# The data

——

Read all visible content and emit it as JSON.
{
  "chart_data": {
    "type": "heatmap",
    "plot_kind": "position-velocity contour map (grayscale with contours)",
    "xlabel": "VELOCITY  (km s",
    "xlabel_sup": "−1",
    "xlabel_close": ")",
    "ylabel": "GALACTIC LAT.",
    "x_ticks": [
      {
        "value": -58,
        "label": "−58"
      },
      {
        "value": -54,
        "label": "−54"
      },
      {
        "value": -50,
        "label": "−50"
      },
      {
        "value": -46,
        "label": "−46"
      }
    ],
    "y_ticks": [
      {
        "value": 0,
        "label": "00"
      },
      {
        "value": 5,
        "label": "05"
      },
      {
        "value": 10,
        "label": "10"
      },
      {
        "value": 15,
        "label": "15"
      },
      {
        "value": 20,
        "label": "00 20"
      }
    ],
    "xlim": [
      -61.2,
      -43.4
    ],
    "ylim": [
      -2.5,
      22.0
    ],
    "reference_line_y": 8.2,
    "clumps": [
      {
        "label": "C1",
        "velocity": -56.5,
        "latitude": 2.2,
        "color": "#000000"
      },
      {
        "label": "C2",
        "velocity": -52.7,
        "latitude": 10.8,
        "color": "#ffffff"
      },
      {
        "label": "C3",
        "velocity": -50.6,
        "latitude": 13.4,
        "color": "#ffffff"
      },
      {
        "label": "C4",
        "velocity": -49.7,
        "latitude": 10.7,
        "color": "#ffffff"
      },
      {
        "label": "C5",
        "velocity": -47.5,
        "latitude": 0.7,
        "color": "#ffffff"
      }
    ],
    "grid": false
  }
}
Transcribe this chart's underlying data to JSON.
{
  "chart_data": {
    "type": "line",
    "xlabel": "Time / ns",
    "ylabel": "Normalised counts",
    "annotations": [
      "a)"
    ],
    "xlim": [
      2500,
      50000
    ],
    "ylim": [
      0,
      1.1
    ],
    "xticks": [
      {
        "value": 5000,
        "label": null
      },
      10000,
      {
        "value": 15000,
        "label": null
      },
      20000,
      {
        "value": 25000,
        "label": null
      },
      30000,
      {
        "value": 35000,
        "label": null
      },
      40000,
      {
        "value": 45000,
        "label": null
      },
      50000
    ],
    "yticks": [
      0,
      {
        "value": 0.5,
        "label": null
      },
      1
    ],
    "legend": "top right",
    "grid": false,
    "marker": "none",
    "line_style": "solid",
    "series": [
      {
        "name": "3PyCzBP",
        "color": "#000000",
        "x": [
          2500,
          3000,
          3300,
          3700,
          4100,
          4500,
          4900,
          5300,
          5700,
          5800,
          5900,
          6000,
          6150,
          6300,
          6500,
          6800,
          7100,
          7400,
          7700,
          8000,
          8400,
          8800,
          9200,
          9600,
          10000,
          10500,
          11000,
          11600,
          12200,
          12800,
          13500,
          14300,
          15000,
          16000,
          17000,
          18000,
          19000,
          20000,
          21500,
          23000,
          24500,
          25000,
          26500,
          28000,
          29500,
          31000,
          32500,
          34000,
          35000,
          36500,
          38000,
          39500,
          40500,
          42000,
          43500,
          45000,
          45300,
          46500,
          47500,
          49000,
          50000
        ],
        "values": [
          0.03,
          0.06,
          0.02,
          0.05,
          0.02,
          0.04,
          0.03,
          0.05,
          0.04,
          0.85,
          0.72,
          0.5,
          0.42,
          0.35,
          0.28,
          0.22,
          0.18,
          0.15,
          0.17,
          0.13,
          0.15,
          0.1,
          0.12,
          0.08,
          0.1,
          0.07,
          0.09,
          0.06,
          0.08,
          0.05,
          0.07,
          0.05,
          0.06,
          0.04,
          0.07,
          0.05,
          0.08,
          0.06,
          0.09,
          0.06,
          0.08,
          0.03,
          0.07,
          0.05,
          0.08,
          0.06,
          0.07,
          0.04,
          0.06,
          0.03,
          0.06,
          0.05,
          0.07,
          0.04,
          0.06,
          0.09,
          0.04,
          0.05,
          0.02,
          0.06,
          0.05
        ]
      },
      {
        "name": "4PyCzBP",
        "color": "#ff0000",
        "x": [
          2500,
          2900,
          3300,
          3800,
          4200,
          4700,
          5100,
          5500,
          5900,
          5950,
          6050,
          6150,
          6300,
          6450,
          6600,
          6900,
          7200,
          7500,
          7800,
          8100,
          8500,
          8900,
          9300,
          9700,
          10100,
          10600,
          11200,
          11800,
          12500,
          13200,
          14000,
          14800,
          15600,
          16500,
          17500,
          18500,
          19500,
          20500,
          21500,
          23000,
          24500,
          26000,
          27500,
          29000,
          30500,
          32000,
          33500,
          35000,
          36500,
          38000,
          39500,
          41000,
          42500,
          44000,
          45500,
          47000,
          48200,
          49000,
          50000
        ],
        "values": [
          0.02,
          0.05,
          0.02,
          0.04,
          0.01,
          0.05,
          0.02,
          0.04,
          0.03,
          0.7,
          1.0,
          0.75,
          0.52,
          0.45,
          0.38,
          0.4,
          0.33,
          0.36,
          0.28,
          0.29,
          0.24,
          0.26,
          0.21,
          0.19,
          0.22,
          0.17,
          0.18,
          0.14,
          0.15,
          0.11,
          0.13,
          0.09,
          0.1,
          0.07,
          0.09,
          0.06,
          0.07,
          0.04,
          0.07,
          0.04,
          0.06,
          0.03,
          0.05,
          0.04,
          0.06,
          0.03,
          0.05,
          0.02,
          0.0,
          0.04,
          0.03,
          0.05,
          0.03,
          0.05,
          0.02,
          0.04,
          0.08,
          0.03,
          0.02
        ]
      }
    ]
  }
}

——

# What needs to be done
Go through the records above and set each one down exactly, please.

# Reply
Read all visible content and emit it as JSON.
{
  "chart_data": {
    "type": "heatmap",
    "plot_kind": "position-velocity contour map (grayscale with contours)",
    "xlabel": "VELOCITY  (km s",
    "xlabel_sup": "−1",
    "xlabel_close": ")",
    "ylabel": "GALACTIC LAT.",
    "x_ticks": [
      {
        "value": -58,
        "label": "−58"
      },
      {
        "value": -54,
        "label": "−54"
      },
      {
        "value": -50,
        "label": "−50"
      },
      {
        "value": -46,
        "label": "−46"
      }
    ],
    "y_ticks": [
      {
        "value": 0,
        "label": "00"
      },
      {
        "value": 5,
        "label": "05"
      },
      {
        "value": 10,
        "label": "10"
      },
      {
        "value": 15,
        "label": "15"
      },
      {
        "value": 20,
        "label": "00 20"
      }
    ],
    "xlim": [
      -61.2,
      -43.4
    ],
    "ylim": [
      -2.5,
      22.0
    ],
    "reference_line_y": 8.2,
    "clumps": [
      {
        "label": "C1",
        "velocity": -56.5,
        "latitude": 2.2,
        "color": "#000000"
      },
      {
        "label": "C2",
        "velocity": -52.7,
        "latitude": 10.8,
        "color": "#ffffff"
      },
      {
        "label": "C3",
        "velocity": -50.6,
        "latitude": 13.4,
        "color": "#ffffff"
      },
      {
        "label": "C4",
        "velocity": -49.7,
        "latitude": 10.7,
        "color": "#ffffff"
      },
      {
        "label": "C5",
        "velocity": -47.5,
        "latitude": 0.7,
        "color": "#ffffff"
      }
    ],
    "grid": false
  }
}
Transcribe this chart's underlying data to JSON.
{
  "chart_data": {
    "type": "line",
    "xlabel": "Time / ns",
    "ylabel": "Normalised counts",
    "annotations": [
      "a)"
    ],
    "xlim": [
      2500,
      50000
    ],
    "ylim": [
      0,
      1.1
    ],
    "xticks": [
      {
        "value": 5000,
        "label": null
      },
      10000,
      {
        "value": 15000,
        "label": null
      },
      20000,
      {
        "value": 25000,
        "label": null
      },
      30000,
      {
        "value": 35000,
        "label": null
      },
      40000,
      {
        "value": 45000,
        "label": null
      },
      50000
    ],
    "yticks": [
      0,
      {
        "value": 0.5,
        "label": null
      },
      1
    ],
    "legend": "top right",
    "grid": false,
    "marker": "none",
    "line_style": "solid",
    "series": [
      {
        "name": "3PyCzBP",
        "color": "#000000",
        "x": [
          2500,
          3000,
          3300,
          3700,
          4100,
          4500,
          4900,
          5300,
          5700,
          5800,
          5900,
          6000,
          6150,
          6300,
          6500,
          6800,
          7100,
          7400,
          7700,
          8000,
          8400,
          8800,
          9200,
          9600,
          10000,
          10500,
          11000,
          11600,
          12200,
          12800,
          13500,
          14300,
          15000,
          16000,
          17000,
          18000,
          19000,
          20000,
          21500,
          23000,
          24500,
          25000,
          26500,
          28000,
          29500,
          31000,
          32500,
          34000,
          35000,
          36500,
          38000,
          39500,
          40500,
          42000,
          43500,
          45000,
          45300,
          46500,
          47500,
          49000,
          50000
        ],
        "values": [
          0.03,
          0.06,
          0.02,
          0.05,
          0.02,
          0.04,
          0.03,
          0.05,
          0.04,
          0.85,
          0.72,
          0.5,
          0.42,
          0.35,
          0.28,
          0.22,
          0.18,
          0.15,
          0.17,
          0.13,
          0.15,
          0.1,
          0.12,
          0.08,
          0.1,
          0.07,
          0.09,
          0.06,
          0.08,
          0.05,
          0.07,
          0.05,
          0.06,
          0.04,
          0.07,
          0.05,
          0.08,
          0.06,
          0.09,
          0.06,
          0.08,
          0.03,
          0.07,
          0.05,
          0.08,
          0.06,
          0.07,
          0.04,
          0.06,
          0.03,
          0.06,
          0.05,
          0.07,
          0.04,
          0.06,
          0.09,
          0.04,
          0.05,
          0.02,
          0.06,
          0.05
        ]
      },
      {
        "name": "4PyCzBP",
        "color": "#ff0000",
        "x": [
          2500,
          2900,
          3300,
          3800,
          4200,
          4700,
          5100,
          5500,
          5900,
          5950,
          6050,
          6150,
          6300,
          6450,
          6600,
          6900,
          7200,
          7500,
          7800,
          8100,
          8500,
          8900,
          9300,
          9700,
          10100,
          10600,
          11200,
          11800,
          12500,
          13200,
          14000,
          14800,
          15600,
          16500,
          17500,
          18500,
          19500,
          20500,
          21500,
          23000,
          24500,
          26000,
          27500,
          29000,
          30500,
          32000,
          33500,
          35000,
          36500,
          38000,
          39500,
          41000,
          42500,
          44000,
          45500,
          47000,
          48200,
          49000,
          50000
        ],
        "values": [
          0.02,
          0.05,
          0.02,
          0.04,
          0.01,
          0.05,
          0.02,
          0.04,
          0.03,
          0.7,
          1.0,
          0.75,
          0.52,
          0.45,
          0.38,
          0.4,
          0.33,
          0.36,
          0.28,
          0.29,
          0.24,
          0.26,
          0.21,
          0.19,
          0.22,
          0.17,
          0.18,
          0.14,
          0.15,
          0.11,
          0.13,
          0.09,
          0.1,
          0.07,
          0.09,
          0.06,
          0.07,
          0.04,
          0.07,
          0.04,
          0.06,
          0.03,
          0.05,
          0.04,
          0.06,
          0.03,
          0.05,
          0.02,
          0.0,
          0.04,
          0.03,
          0.05,
          0.03,
          0.05,
          0.02,
          0.04,
          0.08,
          0.03,
          0.02
        ]
      }
    ]
  }
}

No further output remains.